## Given exercise
Count up the lines in the following listing that hold the word "不冠不得见", then give only that count.

☆ ☆ ☆ ☆

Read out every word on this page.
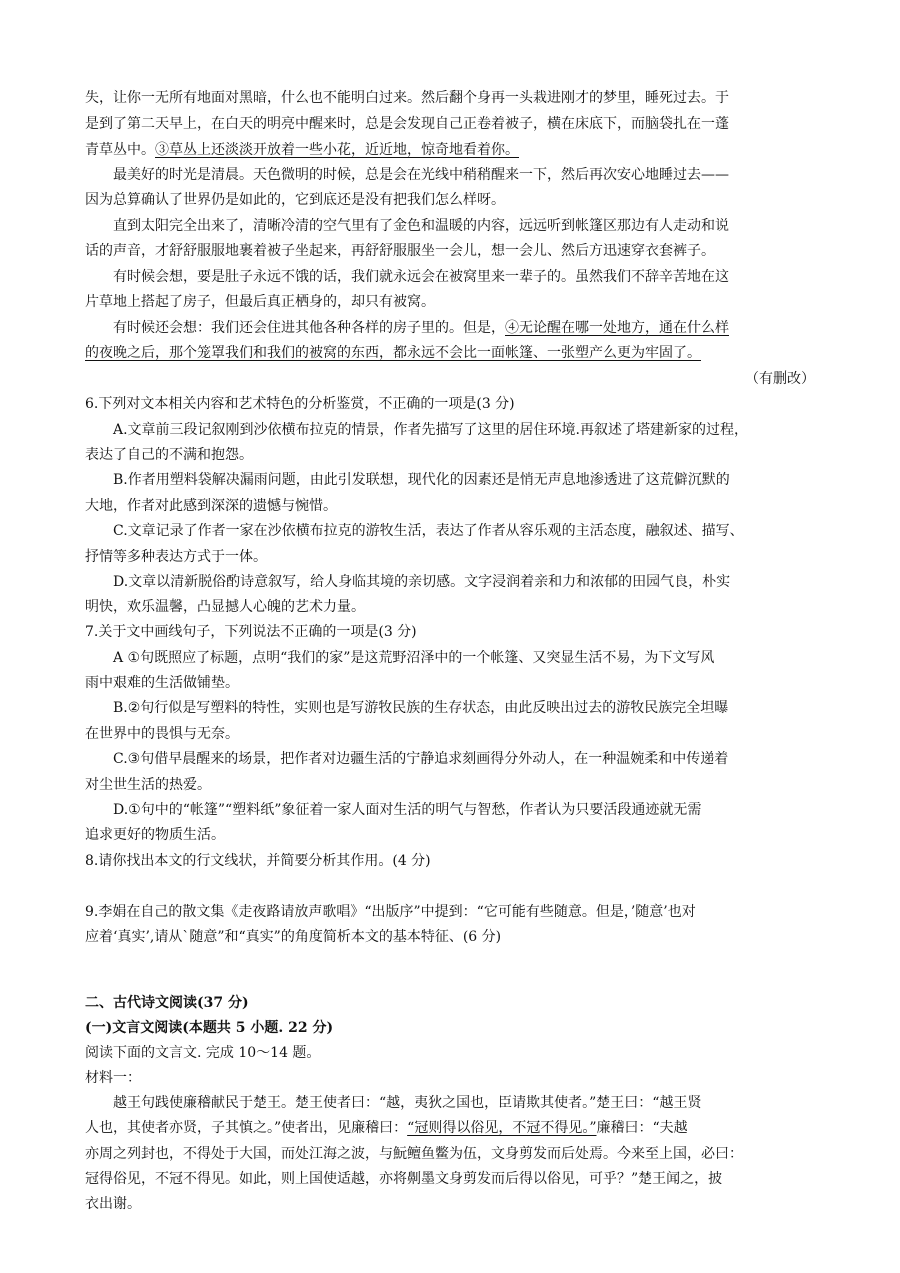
失，让你一无所有地面对黑暗，什么也不能明白过来。然后翻个身再一头栽进刚才的梦里，睡死过去。于
是到了第二天早上，在白天的明亮中醒来时，总是会发现自己正卷着被子，横在床底下，而脑袋扎在一蓬
青草丛中。③草丛上还淡淡开放着一些小花，近近地，惊奇地看着你。
最美好的时光是清晨。天色微明的时候，总是会在光线中稍稍醒来一下，然后再次安心地睡过去——
因为总算确认了世界仍是如此的，它到底还是没有把我们怎么样呀。
直到太阳完全出来了，清晰冷清的空气里有了金色和温暖的内容，远远听到帐篷区那边有人走动和说
话的声音，才舒舒服服地裹着被子坐起来，再舒舒服服坐一会儿，想一会儿、然后方迅速穿衣套裤子。
有时候会想，要是肚子永远不饿的话，我们就永远会在被窝里来一辈子的。虽然我们不辞辛苦地在这
片草地上搭起了房子，但最后真正栖身的，却只有被窝。
有时候还会想：我们还会住进其他各种各样的房子里的。但是，④无论醒在哪一处地方，通在什么样
的夜晚之后，那个笼罩我们和我们的被窝的东西，都永远不会比一面帐篷、一张塑产么更为牢固了。
（有删改）
6.下列对文本相关内容和艺术特色的分析鉴赏，不正确的一项是(3 分)
A.文章前三段记叙刚到沙依横布拉克的情景，作者先描写了这里的居住环境.再叙述了塔建新家的过程，
表达了自己的不满和抱怨。
B.作者用塑料袋解决漏雨问题，由此引发联想，现代化的因素还是悄无声息地渗透进了这荒僻沉默的
大地，作者对此感到深深的遗憾与惋惜。
C.文章记录了作者一家在沙依横布拉克的游牧生活，表达了作者从容乐观的主活态度，融叙述、描写、
抒情等多种表达方式于一体。
D.文章以清新脱俗酌诗意叙写，给人身临其境的亲切感。文字浸润着亲和力和浓郁的田园气良，朴实
明快，欢乐温馨，凸显撼人心魄的艺术力量。
7.关于文中画线句子，下列说法不正确的一项是(3 分)
A ①句既照应了标题，点明“我们的家”是这荒野沼泽中的一个帐篷、又突显生活不易，为下文写风
雨中艰难的生活做铺垫。
B.②句行似是写塑料的特性，实则也是写游牧民族的生存状态，由此反映出过去的游牧民族完全坦曝
在世界中的畏惧与无奈。
C.③句借早晨醒来的场景，把作者对边疆生活的宁静追求刻画得分外动人，在一种温婉柔和中传递着
对尘世生活的热爱。
D.①句中的“帐篷”“塑料纸”象征着一家人面对生活的明气与智愁，作者认为只要活段通迹就无需
追求更好的物质生活。
8.请你找出本文的行文线状，并简要分析其作用。(4 分)
9.李娟在自己的散文集《走夜路请放声歌唱》“出版序”中提到：“它可能有些随意。但是，’随意’也对
应着‘真实’,请从`随意”和“真实”的角度简析本文的基本特征、(6 分)
二、古代诗文阅读(37 分)
(一)文言文阅读(本题共 5 小题. 22 分)
阅读下面的文言文. 完成 10～14 题。
材料一：
越王句践使廉稽献民于楚王。楚王使者曰：“越，夷狄之国也，臣请欺其使者。”楚王曰：“越王贤
人也，其使者亦贤，子其慎之。”使者出，见廉稽曰：“冠则得以俗见，不冠不得见。”廉稽曰：“夫越
亦周之列封也，不得处于大国，而处江海之波，与魭鳣鱼鳖为伍，文身剪发而后处焉。今来至上国，必曰：
冠得俗见，不冠不得见。如此，则上国使适越，亦将劓墨文身剪发而后得以俗见，可乎？”楚王闻之，披
衣出谢。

☆ ☆ ☆ ☆

## Worked answer
2